* [Records that describe figures]:
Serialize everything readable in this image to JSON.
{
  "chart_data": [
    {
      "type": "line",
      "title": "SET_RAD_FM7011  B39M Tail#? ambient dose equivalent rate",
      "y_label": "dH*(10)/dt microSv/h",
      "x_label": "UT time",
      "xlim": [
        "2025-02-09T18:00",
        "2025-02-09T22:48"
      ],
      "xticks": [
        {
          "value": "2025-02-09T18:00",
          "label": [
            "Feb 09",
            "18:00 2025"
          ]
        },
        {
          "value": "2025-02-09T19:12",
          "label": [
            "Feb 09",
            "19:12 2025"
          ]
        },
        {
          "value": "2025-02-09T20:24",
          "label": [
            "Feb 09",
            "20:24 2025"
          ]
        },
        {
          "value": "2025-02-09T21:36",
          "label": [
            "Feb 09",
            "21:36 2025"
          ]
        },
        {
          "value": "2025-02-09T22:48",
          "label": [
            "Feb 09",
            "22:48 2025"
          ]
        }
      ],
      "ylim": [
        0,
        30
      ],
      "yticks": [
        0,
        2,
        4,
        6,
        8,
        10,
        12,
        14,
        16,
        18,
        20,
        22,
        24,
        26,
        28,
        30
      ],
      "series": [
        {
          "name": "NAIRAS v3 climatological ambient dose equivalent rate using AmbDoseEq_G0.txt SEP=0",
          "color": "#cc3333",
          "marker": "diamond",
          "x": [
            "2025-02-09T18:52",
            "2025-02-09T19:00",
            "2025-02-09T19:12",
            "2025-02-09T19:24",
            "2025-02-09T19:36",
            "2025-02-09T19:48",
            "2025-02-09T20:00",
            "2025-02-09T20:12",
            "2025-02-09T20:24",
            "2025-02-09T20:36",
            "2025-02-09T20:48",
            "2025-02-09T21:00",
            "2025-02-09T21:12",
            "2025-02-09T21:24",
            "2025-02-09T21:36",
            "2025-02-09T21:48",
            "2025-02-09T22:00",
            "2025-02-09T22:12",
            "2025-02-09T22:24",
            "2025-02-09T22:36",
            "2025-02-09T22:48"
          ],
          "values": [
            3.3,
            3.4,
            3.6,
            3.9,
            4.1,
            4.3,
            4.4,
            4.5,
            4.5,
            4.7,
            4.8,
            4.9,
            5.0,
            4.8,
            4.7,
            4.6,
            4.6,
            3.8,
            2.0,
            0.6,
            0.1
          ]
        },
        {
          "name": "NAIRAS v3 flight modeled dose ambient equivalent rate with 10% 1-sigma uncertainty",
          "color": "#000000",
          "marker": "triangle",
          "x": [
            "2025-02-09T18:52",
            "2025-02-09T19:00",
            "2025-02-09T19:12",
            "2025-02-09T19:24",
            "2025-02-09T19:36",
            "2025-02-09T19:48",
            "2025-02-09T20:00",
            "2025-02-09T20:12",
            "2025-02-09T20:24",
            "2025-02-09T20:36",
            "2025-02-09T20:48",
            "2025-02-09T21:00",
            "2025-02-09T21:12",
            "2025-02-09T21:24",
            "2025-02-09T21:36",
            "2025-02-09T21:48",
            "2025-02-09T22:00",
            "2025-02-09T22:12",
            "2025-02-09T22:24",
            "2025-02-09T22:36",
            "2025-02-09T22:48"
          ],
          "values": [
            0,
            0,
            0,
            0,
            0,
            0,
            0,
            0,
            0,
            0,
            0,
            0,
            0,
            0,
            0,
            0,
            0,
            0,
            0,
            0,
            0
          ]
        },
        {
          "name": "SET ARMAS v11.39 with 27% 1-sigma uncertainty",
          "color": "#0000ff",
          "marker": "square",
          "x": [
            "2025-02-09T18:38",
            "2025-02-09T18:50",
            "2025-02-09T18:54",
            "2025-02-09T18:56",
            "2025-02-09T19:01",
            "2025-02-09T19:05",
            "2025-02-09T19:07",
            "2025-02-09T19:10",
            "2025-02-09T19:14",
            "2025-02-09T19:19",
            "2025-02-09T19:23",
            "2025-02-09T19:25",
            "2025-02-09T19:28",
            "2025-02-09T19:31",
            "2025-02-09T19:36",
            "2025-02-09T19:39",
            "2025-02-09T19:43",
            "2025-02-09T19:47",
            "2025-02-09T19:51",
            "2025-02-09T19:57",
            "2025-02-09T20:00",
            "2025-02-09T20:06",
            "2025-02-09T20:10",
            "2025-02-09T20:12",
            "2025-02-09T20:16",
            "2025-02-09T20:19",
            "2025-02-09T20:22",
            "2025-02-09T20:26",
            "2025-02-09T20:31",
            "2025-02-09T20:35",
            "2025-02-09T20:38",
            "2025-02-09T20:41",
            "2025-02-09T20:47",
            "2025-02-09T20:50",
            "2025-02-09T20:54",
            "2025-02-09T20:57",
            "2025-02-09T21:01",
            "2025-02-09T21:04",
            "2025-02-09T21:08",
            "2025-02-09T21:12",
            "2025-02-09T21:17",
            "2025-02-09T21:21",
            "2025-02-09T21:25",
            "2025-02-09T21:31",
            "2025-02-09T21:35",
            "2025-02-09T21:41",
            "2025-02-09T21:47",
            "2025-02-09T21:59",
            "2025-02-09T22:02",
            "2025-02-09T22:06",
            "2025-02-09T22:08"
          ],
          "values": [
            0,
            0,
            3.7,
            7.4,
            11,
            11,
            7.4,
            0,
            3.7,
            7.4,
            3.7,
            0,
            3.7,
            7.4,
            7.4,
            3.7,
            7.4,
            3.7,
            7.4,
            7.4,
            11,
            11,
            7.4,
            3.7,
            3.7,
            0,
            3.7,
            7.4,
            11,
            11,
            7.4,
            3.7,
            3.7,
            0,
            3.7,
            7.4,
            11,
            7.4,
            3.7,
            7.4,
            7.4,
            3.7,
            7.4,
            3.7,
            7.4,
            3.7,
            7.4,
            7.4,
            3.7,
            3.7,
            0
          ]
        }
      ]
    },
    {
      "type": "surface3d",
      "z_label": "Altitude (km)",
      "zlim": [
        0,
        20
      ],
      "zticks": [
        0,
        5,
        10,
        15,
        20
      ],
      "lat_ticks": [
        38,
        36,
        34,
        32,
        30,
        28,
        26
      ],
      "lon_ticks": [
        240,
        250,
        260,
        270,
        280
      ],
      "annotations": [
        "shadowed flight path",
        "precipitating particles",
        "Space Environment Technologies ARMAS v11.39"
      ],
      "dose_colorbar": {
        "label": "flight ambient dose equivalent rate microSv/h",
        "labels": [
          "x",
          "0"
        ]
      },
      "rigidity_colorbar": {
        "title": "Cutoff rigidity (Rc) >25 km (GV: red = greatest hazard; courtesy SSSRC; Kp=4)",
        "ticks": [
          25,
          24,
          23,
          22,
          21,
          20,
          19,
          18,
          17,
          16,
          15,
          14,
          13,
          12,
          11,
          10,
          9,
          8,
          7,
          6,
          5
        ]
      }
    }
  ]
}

* [Set exercise]:
Write out the entries in full, exactly as given.

* [Response to the exercise]:
Serialize everything readable in this image to JSON.
{
  "chart_data": [
    {
      "type": "line",
      "title": "SET_RAD_FM7011  B39M Tail#? ambient dose equivalent rate",
      "y_label": "dH*(10)/dt microSv/h",
      "x_label": "UT time",
      "xlim": [
        "2025-02-09T18:00",
        "2025-02-09T22:48"
      ],
      "xticks": [
        {
          "value": "2025-02-09T18:00",
          "label": [
            "Feb 09",
            "18:00 2025"
          ]
        },
        {
          "value": "2025-02-09T19:12",
          "label": [
            "Feb 09",
            "19:12 2025"
          ]
        },
        {
          "value": "2025-02-09T20:24",
          "label": [
            "Feb 09",
            "20:24 2025"
          ]
        },
        {
          "value": "2025-02-09T21:36",
          "label": [
            "Feb 09",
            "21:36 2025"
          ]
        },
        {
          "value": "2025-02-09T22:48",
          "label": [
            "Feb 09",
            "22:48 2025"
          ]
        }
      ],
      "ylim": [
        0,
        30
      ],
      "yticks": [
        0,
        2,
        4,
        6,
        8,
        10,
        12,
        14,
        16,
        18,
        20,
        22,
        24,
        26,
        28,
        30
      ],
      "series": [
        {
          "name": "NAIRAS v3 climatological ambient dose equivalent rate using AmbDoseEq_G0.txt SEP=0",
          "color": "#cc3333",
          "marker": "diamond",
          "x": [
            "2025-02-09T18:52",
            "2025-02-09T19:00",
            "2025-02-09T19:12",
            "2025-02-09T19:24",
            "2025-02-09T19:36",
            "2025-02-09T19:48",
            "2025-02-09T20:00",
            "2025-02-09T20:12",
            "2025-02-09T20:24",
            "2025-02-09T20:36",
            "2025-02-09T20:48",
            "2025-02-09T21:00",
            "2025-02-09T21:12",
            "2025-02-09T21:24",
            "2025-02-09T21:36",
            "2025-02-09T21:48",
            "2025-02-09T22:00",
            "2025-02-09T22:12",
            "2025-02-09T22:24",
            "2025-02-09T22:36",
            "2025-02-09T22:48"
          ],
          "values": [
            3.3,
            3.4,
            3.6,
            3.9,
            4.1,
            4.3,
            4.4,
            4.5,
            4.5,
            4.7,
            4.8,
            4.9,
            5.0,
            4.8,
            4.7,
            4.6,
            4.6,
            3.8,
            2.0,
            0.6,
            0.1
          ]
        },
        {
          "name": "NAIRAS v3 flight modeled dose ambient equivalent rate with 10% 1-sigma uncertainty",
          "color": "#000000",
          "marker": "triangle",
          "x": [
            "2025-02-09T18:52",
            "2025-02-09T19:00",
            "2025-02-09T19:12",
            "2025-02-09T19:24",
            "2025-02-09T19:36",
            "2025-02-09T19:48",
            "2025-02-09T20:00",
            "2025-02-09T20:12",
            "2025-02-09T20:24",
            "2025-02-09T20:36",
            "2025-02-09T20:48",
            "2025-02-09T21:00",
            "2025-02-09T21:12",
            "2025-02-09T21:24",
            "2025-02-09T21:36",
            "2025-02-09T21:48",
            "2025-02-09T22:00",
            "2025-02-09T22:12",
            "2025-02-09T22:24",
            "2025-02-09T22:36",
            "2025-02-09T22:48"
          ],
          "values": [
            0,
            0,
            0,
            0,
            0,
            0,
            0,
            0,
            0,
            0,
            0,
            0,
            0,
            0,
            0,
            0,
            0,
            0,
            0,
            0,
            0
          ]
        },
        {
          "name": "SET ARMAS v11.39 with 27% 1-sigma uncertainty",
          "color": "#0000ff",
          "marker": "square",
          "x": [
            "2025-02-09T18:38",
            "2025-02-09T18:50",
            "2025-02-09T18:54",
            "2025-02-09T18:56",
            "2025-02-09T19:01",
            "2025-02-09T19:05",
            "2025-02-09T19:07",
            "2025-02-09T19:10",
            "2025-02-09T19:14",
            "2025-02-09T19:19",
            "2025-02-09T19:23",
            "2025-02-09T19:25",
            "2025-02-09T19:28",
            "2025-02-09T19:31",
            "2025-02-09T19:36",
            "2025-02-09T19:39",
            "2025-02-09T19:43",
            "2025-02-09T19:47",
            "2025-02-09T19:51",
            "2025-02-09T19:57",
            "2025-02-09T20:00",
            "2025-02-09T20:06",
            "2025-02-09T20:10",
            "2025-02-09T20:12",
            "2025-02-09T20:16",
            "2025-02-09T20:19",
            "2025-02-09T20:22",
            "2025-02-09T20:26",
            "2025-02-09T20:31",
            "2025-02-09T20:35",
            "2025-02-09T20:38",
            "2025-02-09T20:41",
            "2025-02-09T20:47",
            "2025-02-09T20:50",
            "2025-02-09T20:54",
            "2025-02-09T20:57",
            "2025-02-09T21:01",
            "2025-02-09T21:04",
            "2025-02-09T21:08",
            "2025-02-09T21:12",
            "2025-02-09T21:17",
            "2025-02-09T21:21",
            "2025-02-09T21:25",
            "2025-02-09T21:31",
            "2025-02-09T21:35",
            "2025-02-09T21:41",
            "2025-02-09T21:47",
            "2025-02-09T21:59",
            "2025-02-09T22:02",
            "2025-02-09T22:06",
            "2025-02-09T22:08"
          ],
          "values": [
            0,
            0,
            3.7,
            7.4,
            11,
            11,
            7.4,
            0,
            3.7,
            7.4,
            3.7,
            0,
            3.7,
            7.4,
            7.4,
            3.7,
            7.4,
            3.7,
            7.4,
            7.4,
            11,
            11,
            7.4,
            3.7,
            3.7,
            0,
            3.7,
            7.4,
            11,
            11,
            7.4,
            3.7,
            3.7,
            0,
            3.7,
            7.4,
            11,
            7.4,
            3.7,
            7.4,
            7.4,
            3.7,
            7.4,
            3.7,
            7.4,
            3.7,
            7.4,
            7.4,
            3.7,
            3.7,
            0
          ]
        }
      ]
    },
    {
      "type": "surface3d",
      "z_label": "Altitude (km)",
      "zlim": [
        0,
        20
      ],
      "zticks": [
        0,
        5,
        10,
        15,
        20
      ],
      "lat_ticks": [
        38,
        36,
        34,
        32,
        30,
        28,
        26
      ],
      "lon_ticks": [
        240,
        250,
        260,
        270,
        280
      ],
      "annotations": [
        "shadowed flight path",
        "precipitating particles",
        "Space Environment Technologies ARMAS v11.39"
      ],
      "dose_colorbar": {
        "label": "flight ambient dose equivalent rate microSv/h",
        "labels": [
          "x",
          "0"
        ]
      },
      "rigidity_colorbar": {
        "title": "Cutoff rigidity (Rc) >25 km (GV: red = greatest hazard; courtesy SSSRC; Kp=4)",
        "ticks": [
          25,
          24,
          23,
          22,
          21,
          20,
          19,
          18,
          17,
          16,
          15,
          14,
          13,
          12,
          11,
          10,
          9,
          8,
          7,
          6,
          5
        ]
      }
    }
  ]
}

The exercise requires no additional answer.